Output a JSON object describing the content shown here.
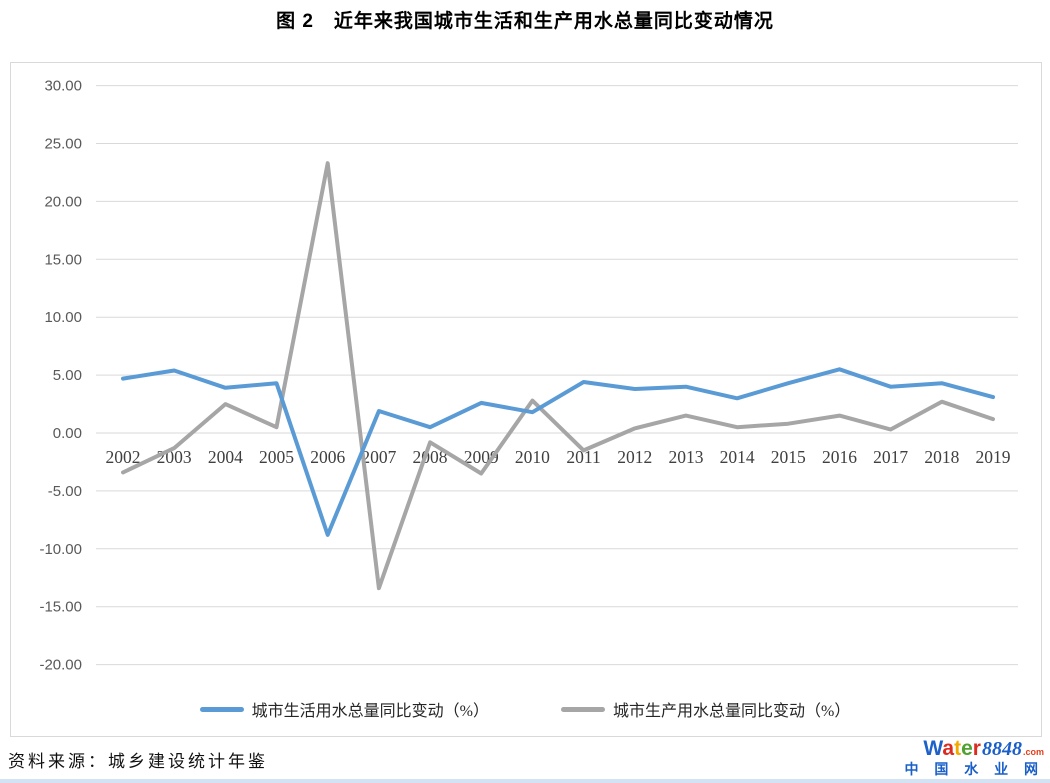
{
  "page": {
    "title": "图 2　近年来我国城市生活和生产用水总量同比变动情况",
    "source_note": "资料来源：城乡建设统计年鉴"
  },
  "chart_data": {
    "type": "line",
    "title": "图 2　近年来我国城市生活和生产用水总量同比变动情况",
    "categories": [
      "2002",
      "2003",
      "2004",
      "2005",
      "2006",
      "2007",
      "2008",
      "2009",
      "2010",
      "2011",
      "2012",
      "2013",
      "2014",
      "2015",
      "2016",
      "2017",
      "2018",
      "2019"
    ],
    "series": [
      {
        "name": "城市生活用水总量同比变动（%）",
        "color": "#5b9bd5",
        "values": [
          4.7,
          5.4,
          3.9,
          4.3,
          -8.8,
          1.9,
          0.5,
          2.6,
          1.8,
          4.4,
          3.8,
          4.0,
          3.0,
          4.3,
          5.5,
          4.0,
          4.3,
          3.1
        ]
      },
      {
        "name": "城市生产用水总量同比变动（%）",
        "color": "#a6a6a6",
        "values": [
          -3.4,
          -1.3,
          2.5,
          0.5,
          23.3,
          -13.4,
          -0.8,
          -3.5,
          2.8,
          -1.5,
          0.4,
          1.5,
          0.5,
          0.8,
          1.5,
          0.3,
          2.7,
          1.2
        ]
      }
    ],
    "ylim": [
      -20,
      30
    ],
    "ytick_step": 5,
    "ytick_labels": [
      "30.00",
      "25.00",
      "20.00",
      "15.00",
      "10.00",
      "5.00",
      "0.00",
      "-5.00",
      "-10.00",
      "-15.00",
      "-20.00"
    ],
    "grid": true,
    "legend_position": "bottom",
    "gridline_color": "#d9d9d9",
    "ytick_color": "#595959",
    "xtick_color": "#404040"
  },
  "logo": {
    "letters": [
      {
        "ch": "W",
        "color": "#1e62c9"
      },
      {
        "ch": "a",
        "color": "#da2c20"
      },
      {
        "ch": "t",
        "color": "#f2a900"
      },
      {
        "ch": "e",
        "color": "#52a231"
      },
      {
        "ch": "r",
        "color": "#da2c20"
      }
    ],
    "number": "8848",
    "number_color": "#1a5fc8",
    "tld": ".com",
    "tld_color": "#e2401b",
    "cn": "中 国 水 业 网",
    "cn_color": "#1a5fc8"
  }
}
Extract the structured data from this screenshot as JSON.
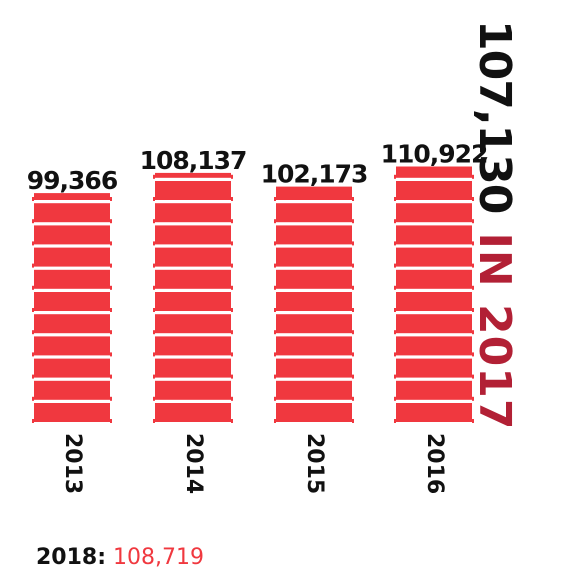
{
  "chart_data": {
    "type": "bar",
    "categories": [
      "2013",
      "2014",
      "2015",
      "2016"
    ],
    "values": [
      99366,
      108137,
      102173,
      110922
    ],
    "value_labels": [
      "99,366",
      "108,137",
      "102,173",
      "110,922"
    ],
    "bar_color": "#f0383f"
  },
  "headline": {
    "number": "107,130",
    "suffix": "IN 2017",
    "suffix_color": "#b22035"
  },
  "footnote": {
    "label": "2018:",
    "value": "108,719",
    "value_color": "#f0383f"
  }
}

##########

**PROBLEM DESCRIPTION:** Write out the entries again, exactly as given, skipping any images.

**COMPLETE RESPONSE:**
Output a JSON object describing the content shown here.
{
  "page": {
    "title": "图 2　近年来我国城市生活和生产用水总量同比变动情况",
    "source_note": "资料来源：城乡建设统计年鉴"
  },
  "chart_data": {
    "type": "line",
    "title": "图 2　近年来我国城市生活和生产用水总量同比变动情况",
    "categories": [
      "2002",
      "2003",
      "2004",
      "2005",
      "2006",
      "2007",
      "2008",
      "2009",
      "2010",
      "2011",
      "2012",
      "2013",
      "2014",
      "2015",
      "2016",
      "2017",
      "2018",
      "2019"
    ],
    "series": [
      {
        "name": "城市生活用水总量同比变动（%）",
        "color": "#5b9bd5",
        "values": [
          4.7,
          5.4,
          3.9,
          4.3,
          -8.8,
          1.9,
          0.5,
          2.6,
          1.8,
          4.4,
          3.8,
          4.0,
          3.0,
          4.3,
          5.5,
          4.0,
          4.3,
          3.1
        ]
      },
      {
        "name": "城市生产用水总量同比变动（%）",
        "color": "#a6a6a6",
        "values": [
          -3.4,
          -1.3,
          2.5,
          0.5,
          23.3,
          -13.4,
          -0.8,
          -3.5,
          2.8,
          -1.5,
          0.4,
          1.5,
          0.5,
          0.8,
          1.5,
          0.3,
          2.7,
          1.2
        ]
      }
    ],
    "ylim": [
      -20,
      30
    ],
    "ytick_step": 5,
    "ytick_labels": [
      "30.00",
      "25.00",
      "20.00",
      "15.00",
      "10.00",
      "5.00",
      "0.00",
      "-5.00",
      "-10.00",
      "-15.00",
      "-20.00"
    ],
    "grid": true,
    "legend_position": "bottom",
    "gridline_color": "#d9d9d9",
    "ytick_color": "#595959",
    "xtick_color": "#404040"
  },
  "logo": {
    "letters": [
      {
        "ch": "W",
        "color": "#1e62c9"
      },
      {
        "ch": "a",
        "color": "#da2c20"
      },
      {
        "ch": "t",
        "color": "#f2a900"
      },
      {
        "ch": "e",
        "color": "#52a231"
      },
      {
        "ch": "r",
        "color": "#da2c20"
      }
    ],
    "number": "8848",
    "number_color": "#1a5fc8",
    "tld": ".com",
    "tld_color": "#e2401b",
    "cn": "中 国 水 业 网",
    "cn_color": "#1a5fc8"
  }
}
Extract the structured data from this screenshot as JSON.
{
  "chart_data": {
    "type": "bar",
    "categories": [
      "2013",
      "2014",
      "2015",
      "2016"
    ],
    "values": [
      99366,
      108137,
      102173,
      110922
    ],
    "value_labels": [
      "99,366",
      "108,137",
      "102,173",
      "110,922"
    ],
    "bar_color": "#f0383f"
  },
  "headline": {
    "number": "107,130",
    "suffix": "IN 2017",
    "suffix_color": "#b22035"
  },
  "footnote": {
    "label": "2018:",
    "value": "108,719",
    "value_color": "#f0383f"
  }
}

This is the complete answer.